**原文摘录**
# # # #

# airflow needs a home, ~/airflow is the default,
# but you can lay foundation somewhere else if you prefer
# (optional)
export AIRFLOW_HOME=~/airflow

# install from pypi using pip
pip install apache-airflow

# initialize the database
airflow initdb

# start the web server, default port is 8080
airflow webserver -p 8080
# nohup airflow webserver -p 8080 > ~/airflow/active.log 2>&1 &

# start the scheduler
airflow scheduler

# 删除dag(需要先去~/airflow/dags中删除py文件)
airflow delete_dag -y {dag_id}

安装路径: /root/anaconda3/envs/he_test/lib/python3.7/site-packages/

# 守护进程运行webserver
airflow webserver -D -p 8080
# 守护进程运行调度器
airflow scheduler -D

当在~/airflow/dags文件下添加py文件后,需要等待一会,才会在web中显示
重新运行airflow scheduler可以立刻在web中显示py文件

2. XCOM

可以使用xcom在不同的operator间传递变量(好像也可以在不同的dag之间传递参数,需要试一下)

# # # #

**已给资料**
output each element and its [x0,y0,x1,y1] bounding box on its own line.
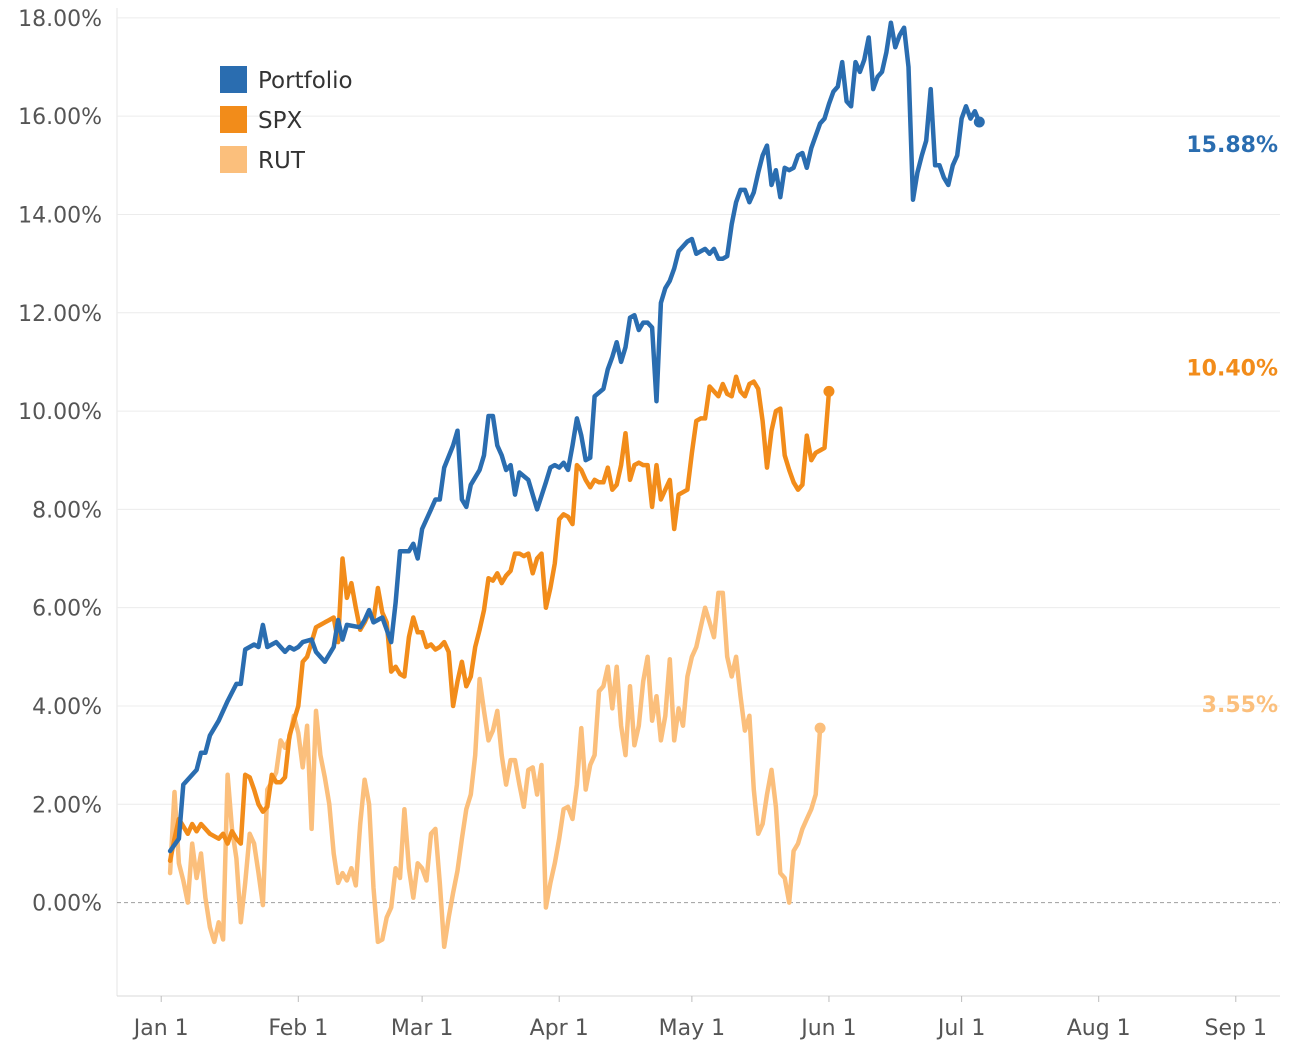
x-tick-label: Jun 1 [799,1016,856,1041]
series-layer [167,20,985,950]
series-line-portfolio [167,20,982,854]
legend-swatch-spx [220,106,247,133]
y-tick-label: 16.00% [18,105,102,130]
y-tick-label: 6.00% [32,597,102,622]
legend-swatch-portfolio [220,66,247,93]
legend-label-spx: SPX [258,108,302,134]
series-endpoint-portfolio [973,116,985,128]
y-tick-label: 10.00% [18,400,102,425]
x-axis: Jan 1 Feb 1 Mar 1 Apr 1 May 1 Jun 1 Jul 1 Aug 1… [117,995,1280,1041]
end-labels: 15.88% 10.40% 3.55% [1186,133,1278,718]
x-tick-label: Jan 1 [132,1016,189,1041]
end-label-rut: 3.55% [1202,693,1278,718]
legend-label-rut: RUT [258,148,306,174]
x-tick-label: Apr 1 [530,1016,589,1041]
end-label-portfolio: 15.88% [1186,133,1278,158]
x-tick-label: Feb 1 [268,1016,328,1041]
y-tick-label: 14.00% [18,203,102,228]
x-tick-label: Sep 1 [1205,1016,1267,1041]
grid-layer [116,8,1280,996]
x-tick-label: Aug 1 [1067,1016,1131,1041]
legend: Portfolio SPX RUT [220,66,353,174]
legend-label-portfolio: Portfolio [258,68,353,94]
end-label-spx: 10.40% [1186,356,1278,381]
y-tick-label: 2.00% [32,793,102,818]
y-tick-label: 4.00% [32,695,102,720]
y-axis: 0.00% 2.00% 4.00% 6.00% 8.00% 10.00% 12.00% 14.… [18,7,102,917]
series-line-rut [167,590,823,950]
y-tick-label: 18.00% [18,7,102,32]
x-tick-label: May 1 [659,1016,725,1041]
legend-swatch-rut [220,146,247,173]
series-line-spx [167,374,832,864]
series-endpoint-spx [823,385,835,397]
x-tick-label: Mar 1 [391,1016,454,1041]
y-tick-label: 8.00% [32,498,102,523]
series-endpoint-rut [814,722,826,734]
y-tick-label: 0.00% [32,892,102,917]
x-tick-label: Jul 1 [936,1016,986,1041]
y-tick-label: 12.00% [18,302,102,327]
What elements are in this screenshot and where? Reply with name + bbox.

# # # #

**要做的事**
按这段 Airflow 笔记的说法,在 ~/airflow/dags 里加了 py 文件以后,怎么做才能让它马上在网页里显示出来?

**本题结果**
重新运行 airflow scheduler。